▶ DATA ROWS:
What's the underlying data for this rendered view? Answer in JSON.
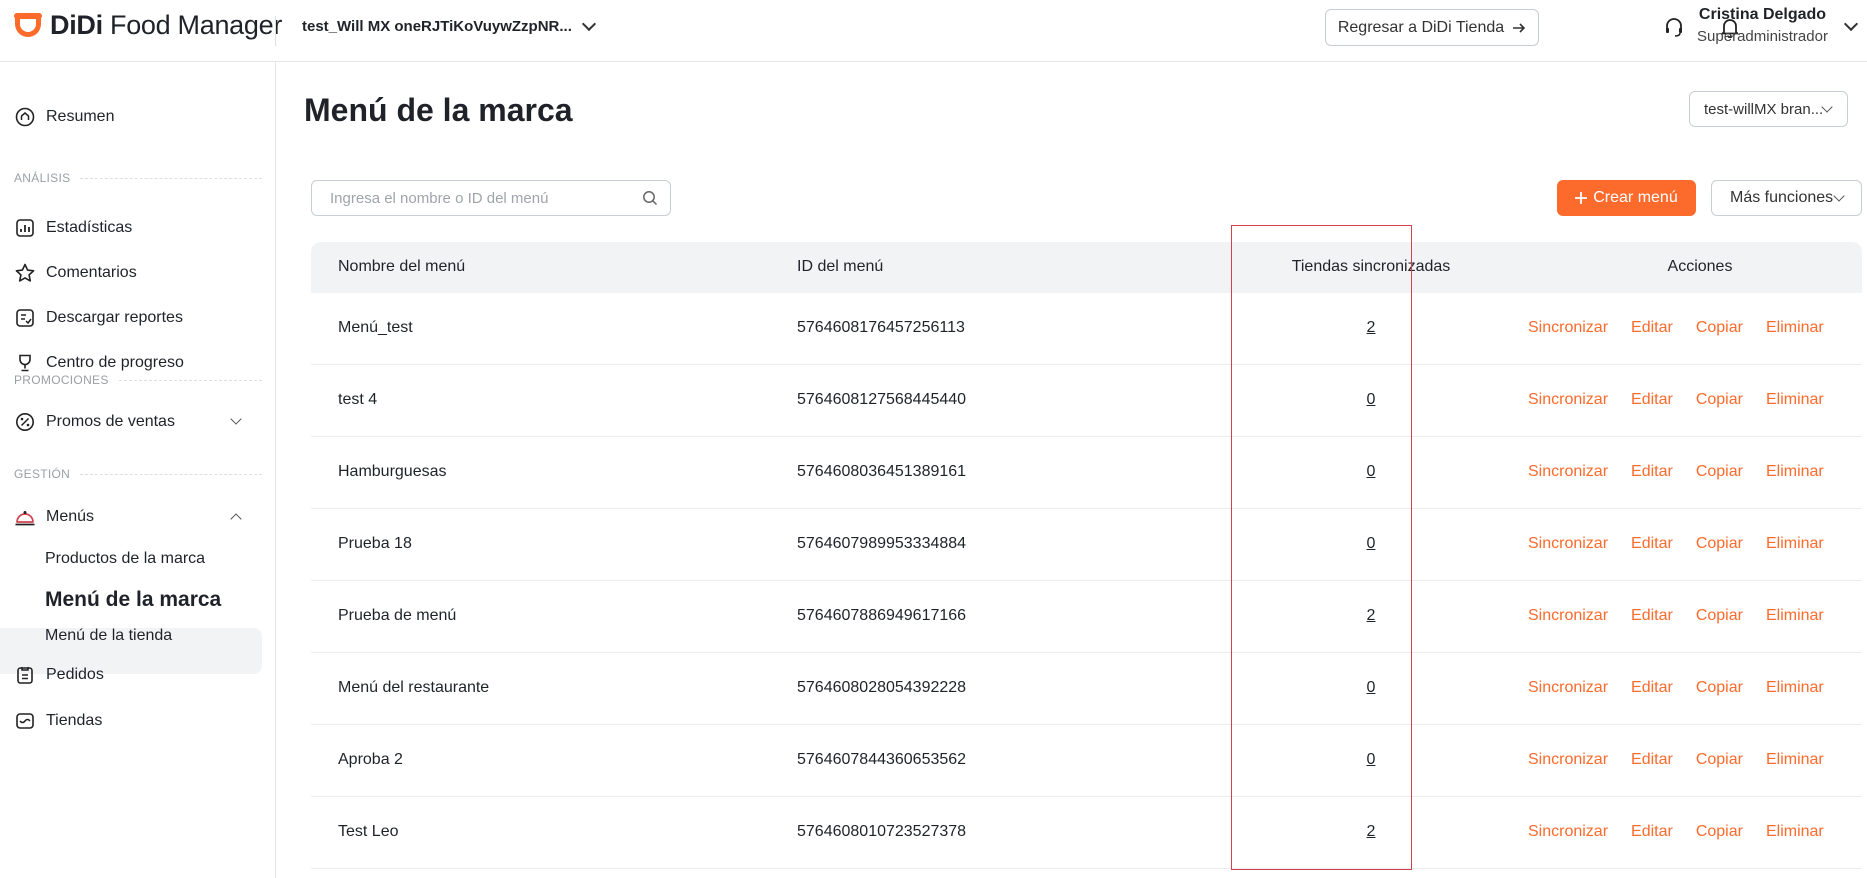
{
  "header": {
    "logo_bold": "DiDi",
    "logo_rest": " Food Manager",
    "store_name": "test_Will MX oneRJTiKoVuywZzpNR...",
    "return_label": "Regresar a DiDi Tienda",
    "user_name": "Cristina Delgado",
    "user_role": "Superadministrador"
  },
  "sidebar": {
    "resumen": "Resumen",
    "section_analisis": "ANÁLISIS",
    "estadisticas": "Estadísticas",
    "comentarios": "Comentarios",
    "descargar": "Descargar reportes",
    "progreso": "Centro de progreso",
    "section_promociones": "PROMOCIONES",
    "promos": "Promos de ventas",
    "section_gestion": "GESTIÓN",
    "menus": "Menús",
    "productos_marca": "Productos de la marca",
    "menu_marca": "Menú de la marca",
    "menu_tienda": "Menú de la tienda",
    "pedidos": "Pedidos",
    "tiendas": "Tiendas"
  },
  "main": {
    "title": "Menú de la marca",
    "brand_select": "test-willMX bran...",
    "search_placeholder": "Ingresa el nombre o ID del menú",
    "create_label": "Crear menú",
    "more_label": "Más funciones"
  },
  "table": {
    "headers": {
      "name": "Nombre del menú",
      "id": "ID del menú",
      "stores": "Tiendas sincronizadas",
      "actions": "Acciones"
    },
    "action_labels": {
      "sync": "Sincronizar",
      "edit": "Editar",
      "copy": "Copiar",
      "delete": "Eliminar"
    },
    "rows": [
      {
        "name": "Menú_test",
        "id": "5764608176457256113",
        "stores": "2"
      },
      {
        "name": "test 4",
        "id": "5764608127568445440",
        "stores": "0"
      },
      {
        "name": "Hamburguesas",
        "id": "5764608036451389161",
        "stores": "0"
      },
      {
        "name": "Prueba 18",
        "id": "5764607989953334884",
        "stores": "0"
      },
      {
        "name": "Prueba de menú",
        "id": "5764607886949617166",
        "stores": "2"
      },
      {
        "name": "Menú del restaurante",
        "id": "5764608028054392228",
        "stores": "0"
      },
      {
        "name": "Aproba 2",
        "id": "5764607844360653562",
        "stores": "0"
      },
      {
        "name": "Test Leo",
        "id": "5764608010723527378",
        "stores": "2"
      }
    ]
  },
  "colors": {
    "accent": "#fc6a2c",
    "highlight": "#d0424d"
  }
}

▶ STATED EXERCISE: Extract from the material all lines containing the string "Tiendas".

▶ EXERCISE ANSWER:
    "tiendas": "Tiendas"
      "stores": "Tiendas sincronizadas",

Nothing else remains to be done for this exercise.